'''
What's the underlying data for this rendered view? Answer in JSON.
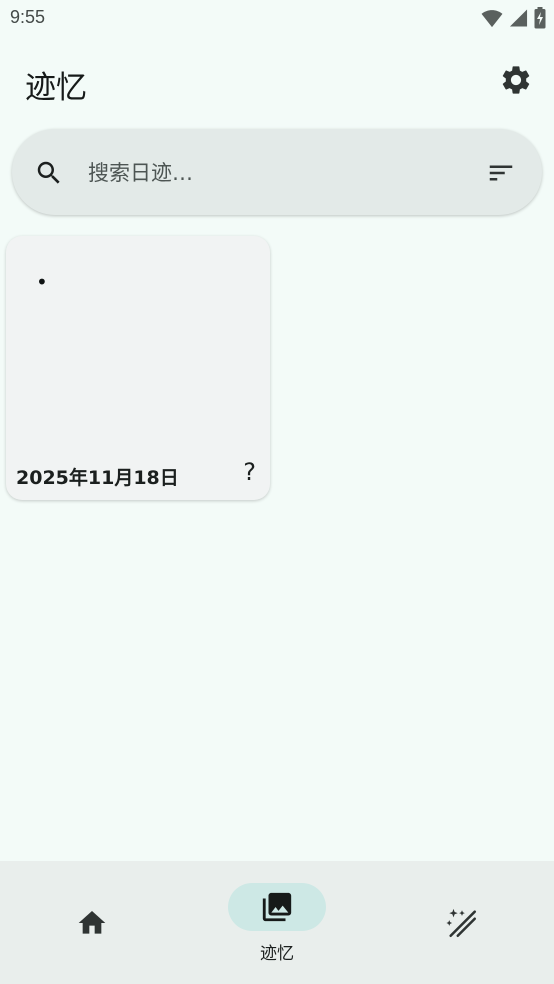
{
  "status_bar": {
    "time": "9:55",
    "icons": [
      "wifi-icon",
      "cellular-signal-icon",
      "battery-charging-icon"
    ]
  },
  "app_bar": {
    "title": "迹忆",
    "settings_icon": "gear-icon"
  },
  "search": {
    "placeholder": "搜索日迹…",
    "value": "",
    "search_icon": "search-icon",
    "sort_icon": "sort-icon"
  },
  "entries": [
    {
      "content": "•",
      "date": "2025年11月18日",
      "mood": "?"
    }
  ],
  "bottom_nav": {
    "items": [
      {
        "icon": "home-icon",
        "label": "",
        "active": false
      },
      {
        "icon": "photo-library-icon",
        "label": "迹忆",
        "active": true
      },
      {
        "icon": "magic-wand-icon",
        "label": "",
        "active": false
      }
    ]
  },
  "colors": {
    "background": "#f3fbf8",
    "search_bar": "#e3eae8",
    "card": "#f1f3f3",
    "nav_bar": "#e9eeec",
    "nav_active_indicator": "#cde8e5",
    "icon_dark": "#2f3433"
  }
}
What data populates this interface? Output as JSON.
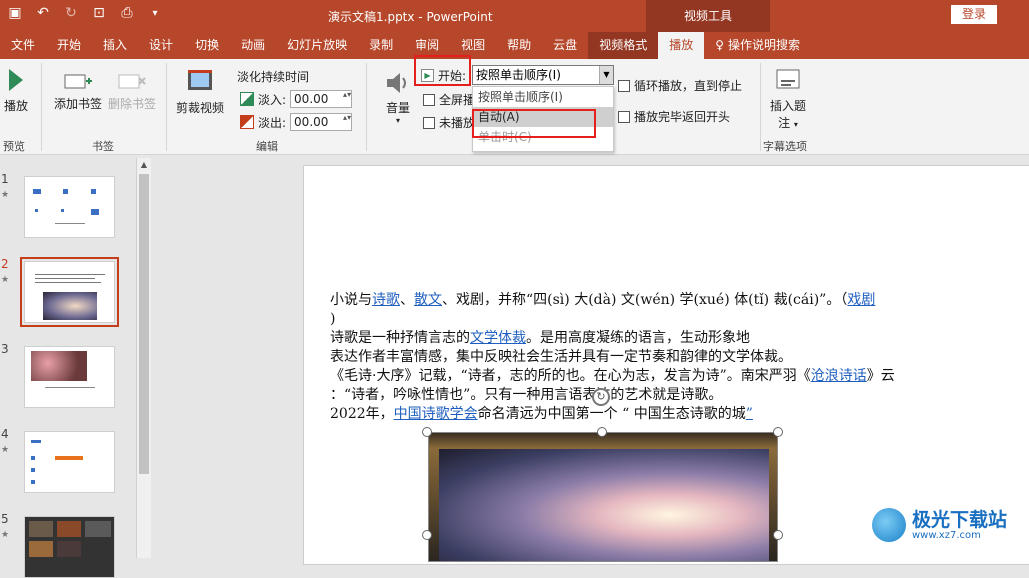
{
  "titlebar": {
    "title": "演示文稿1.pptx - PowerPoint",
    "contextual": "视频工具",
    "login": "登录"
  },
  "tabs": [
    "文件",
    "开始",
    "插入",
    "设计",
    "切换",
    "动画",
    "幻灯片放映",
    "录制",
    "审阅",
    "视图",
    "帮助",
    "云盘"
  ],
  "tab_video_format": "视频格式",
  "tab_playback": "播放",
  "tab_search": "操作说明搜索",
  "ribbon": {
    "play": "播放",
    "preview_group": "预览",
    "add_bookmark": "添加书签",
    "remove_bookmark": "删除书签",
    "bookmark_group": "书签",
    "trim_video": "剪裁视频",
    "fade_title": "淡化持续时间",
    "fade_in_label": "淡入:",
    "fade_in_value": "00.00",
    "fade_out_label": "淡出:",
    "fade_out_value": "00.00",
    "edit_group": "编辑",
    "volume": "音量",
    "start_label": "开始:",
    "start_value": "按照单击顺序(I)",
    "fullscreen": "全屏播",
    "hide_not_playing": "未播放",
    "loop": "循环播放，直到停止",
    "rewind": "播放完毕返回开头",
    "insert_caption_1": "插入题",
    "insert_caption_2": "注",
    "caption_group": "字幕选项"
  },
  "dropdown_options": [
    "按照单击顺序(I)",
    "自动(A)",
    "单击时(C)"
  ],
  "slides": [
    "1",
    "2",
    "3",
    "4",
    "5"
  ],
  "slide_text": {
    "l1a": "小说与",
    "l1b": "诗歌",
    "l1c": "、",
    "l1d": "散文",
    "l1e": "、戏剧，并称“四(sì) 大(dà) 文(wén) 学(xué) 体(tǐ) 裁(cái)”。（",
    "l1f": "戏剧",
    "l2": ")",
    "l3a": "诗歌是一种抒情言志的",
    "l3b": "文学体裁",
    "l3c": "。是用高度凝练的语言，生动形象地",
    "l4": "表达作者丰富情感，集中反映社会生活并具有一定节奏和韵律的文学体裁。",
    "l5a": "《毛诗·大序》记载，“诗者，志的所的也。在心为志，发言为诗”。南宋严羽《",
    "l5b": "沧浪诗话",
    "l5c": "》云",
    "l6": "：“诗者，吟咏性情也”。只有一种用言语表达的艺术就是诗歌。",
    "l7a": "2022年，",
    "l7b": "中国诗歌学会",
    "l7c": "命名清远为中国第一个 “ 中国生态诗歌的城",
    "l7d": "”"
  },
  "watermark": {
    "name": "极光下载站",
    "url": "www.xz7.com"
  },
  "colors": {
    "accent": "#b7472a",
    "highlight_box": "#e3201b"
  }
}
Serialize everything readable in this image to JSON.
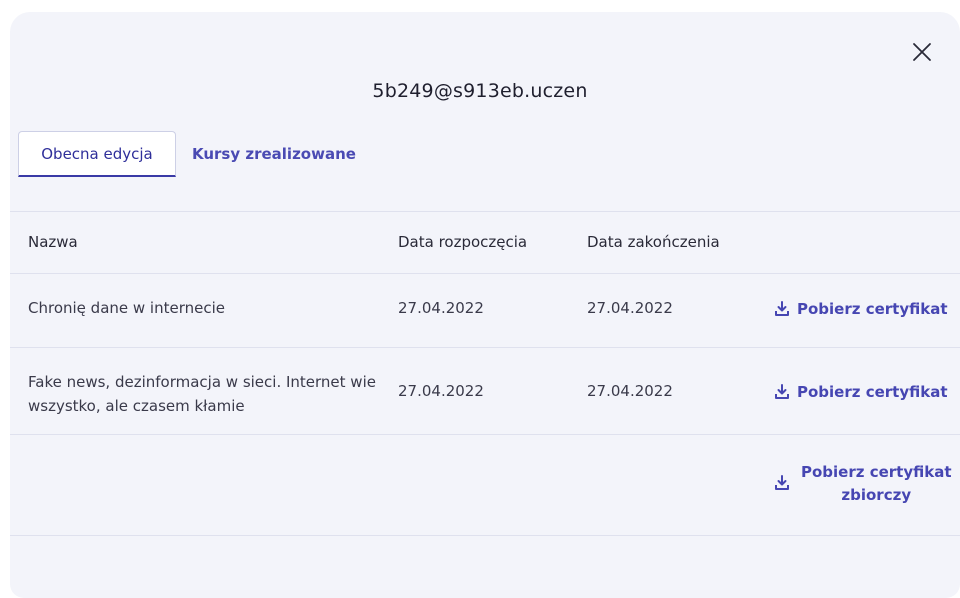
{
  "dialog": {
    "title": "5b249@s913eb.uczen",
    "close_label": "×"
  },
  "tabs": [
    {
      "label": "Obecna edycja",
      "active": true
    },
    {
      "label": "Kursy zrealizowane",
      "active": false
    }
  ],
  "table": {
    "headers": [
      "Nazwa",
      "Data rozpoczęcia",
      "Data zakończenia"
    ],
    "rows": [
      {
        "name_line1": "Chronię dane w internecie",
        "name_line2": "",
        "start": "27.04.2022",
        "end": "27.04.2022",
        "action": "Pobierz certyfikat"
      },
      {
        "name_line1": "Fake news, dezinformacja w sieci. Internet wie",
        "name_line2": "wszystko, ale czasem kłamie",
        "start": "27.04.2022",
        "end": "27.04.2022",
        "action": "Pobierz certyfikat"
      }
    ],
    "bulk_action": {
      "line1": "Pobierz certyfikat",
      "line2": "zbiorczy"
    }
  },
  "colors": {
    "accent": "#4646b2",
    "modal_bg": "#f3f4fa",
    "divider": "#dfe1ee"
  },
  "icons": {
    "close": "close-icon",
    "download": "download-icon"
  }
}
'''
What is being asked. Skip the pictures, then retype every line above exactly.

Solution for this problem.
What's the underlying data for this rendered view? Answer in JSON.
{
  "status_bar": {
    "time": "9:55",
    "icons": [
      "wifi-icon",
      "cellular-signal-icon",
      "battery-charging-icon"
    ]
  },
  "app_bar": {
    "title": "迹忆",
    "settings_icon": "gear-icon"
  },
  "search": {
    "placeholder": "搜索日迹…",
    "value": "",
    "search_icon": "search-icon",
    "sort_icon": "sort-icon"
  },
  "entries": [
    {
      "content": "•",
      "date": "2025年11月18日",
      "mood": "?"
    }
  ],
  "bottom_nav": {
    "items": [
      {
        "icon": "home-icon",
        "label": "",
        "active": false
      },
      {
        "icon": "photo-library-icon",
        "label": "迹忆",
        "active": true
      },
      {
        "icon": "magic-wand-icon",
        "label": "",
        "active": false
      }
    ]
  },
  "colors": {
    "background": "#f3fbf8",
    "search_bar": "#e3eae8",
    "card": "#f1f3f3",
    "nav_bar": "#e9eeec",
    "nav_active_indicator": "#cde8e5",
    "icon_dark": "#2f3433"
  }
}
What data populates this interface? Output as JSON.
{
  "titlebar": {
    "title": "演示文稿1.pptx - PowerPoint",
    "contextual": "视频工具",
    "login": "登录"
  },
  "tabs": [
    "文件",
    "开始",
    "插入",
    "设计",
    "切换",
    "动画",
    "幻灯片放映",
    "录制",
    "审阅",
    "视图",
    "帮助",
    "云盘"
  ],
  "tab_video_format": "视频格式",
  "tab_playback": "播放",
  "tab_search": "操作说明搜索",
  "ribbon": {
    "play": "播放",
    "preview_group": "预览",
    "add_bookmark": "添加书签",
    "remove_bookmark": "删除书签",
    "bookmark_group": "书签",
    "trim_video": "剪裁视频",
    "fade_title": "淡化持续时间",
    "fade_in_label": "淡入:",
    "fade_in_value": "00.00",
    "fade_out_label": "淡出:",
    "fade_out_value": "00.00",
    "edit_group": "编辑",
    "volume": "音量",
    "start_label": "开始:",
    "start_value": "按照单击顺序(I)",
    "fullscreen": "全屏播",
    "hide_not_playing": "未播放",
    "loop": "循环播放，直到停止",
    "rewind": "播放完毕返回开头",
    "insert_caption_1": "插入题",
    "insert_caption_2": "注",
    "caption_group": "字幕选项"
  },
  "dropdown_options": [
    "按照单击顺序(I)",
    "自动(A)",
    "单击时(C)"
  ],
  "slides": [
    "1",
    "2",
    "3",
    "4",
    "5"
  ],
  "slide_text": {
    "l1a": "小说与",
    "l1b": "诗歌",
    "l1c": "、",
    "l1d": "散文",
    "l1e": "、戏剧，并称“四(sì) 大(dà) 文(wén) 学(xué) 体(tǐ) 裁(cái)”。（",
    "l1f": "戏剧",
    "l2": ")",
    "l3a": "诗歌是一种抒情言志的",
    "l3b": "文学体裁",
    "l3c": "。是用高度凝练的语言，生动形象地",
    "l4": "表达作者丰富情感，集中反映社会生活并具有一定节奏和韵律的文学体裁。",
    "l5a": "《毛诗·大序》记载，“诗者，志的所的也。在心为志，发言为诗”。南宋严羽《",
    "l5b": "沧浪诗话",
    "l5c": "》云",
    "l6": "：“诗者，吟咏性情也”。只有一种用言语表达的艺术就是诗歌。",
    "l7a": "2022年，",
    "l7b": "中国诗歌学会",
    "l7c": "命名清远为中国第一个 “ 中国生态诗歌的城",
    "l7d": "”"
  },
  "watermark": {
    "name": "极光下载站",
    "url": "www.xz7.com"
  },
  "colors": {
    "accent": "#b7472a",
    "highlight_box": "#e3201b"
  }
}
Serialize everything readable in this image to JSON.
{
  "dialog": {
    "title": "5b249@s913eb.uczen",
    "close_label": "×"
  },
  "tabs": [
    {
      "label": "Obecna edycja",
      "active": true
    },
    {
      "label": "Kursy zrealizowane",
      "active": false
    }
  ],
  "table": {
    "headers": [
      "Nazwa",
      "Data rozpoczęcia",
      "Data zakończenia"
    ],
    "rows": [
      {
        "name_line1": "Chronię dane w internecie",
        "name_line2": "",
        "start": "27.04.2022",
        "end": "27.04.2022",
        "action": "Pobierz certyfikat"
      },
      {
        "name_line1": "Fake news, dezinformacja w sieci. Internet wie",
        "name_line2": "wszystko, ale czasem kłamie",
        "start": "27.04.2022",
        "end": "27.04.2022",
        "action": "Pobierz certyfikat"
      }
    ],
    "bulk_action": {
      "line1": "Pobierz certyfikat",
      "line2": "zbiorczy"
    }
  },
  "colors": {
    "accent": "#4646b2",
    "modal_bg": "#f3f4fa",
    "divider": "#dfe1ee"
  },
  "icons": {
    "close": "close-icon",
    "download": "download-icon"
  }
}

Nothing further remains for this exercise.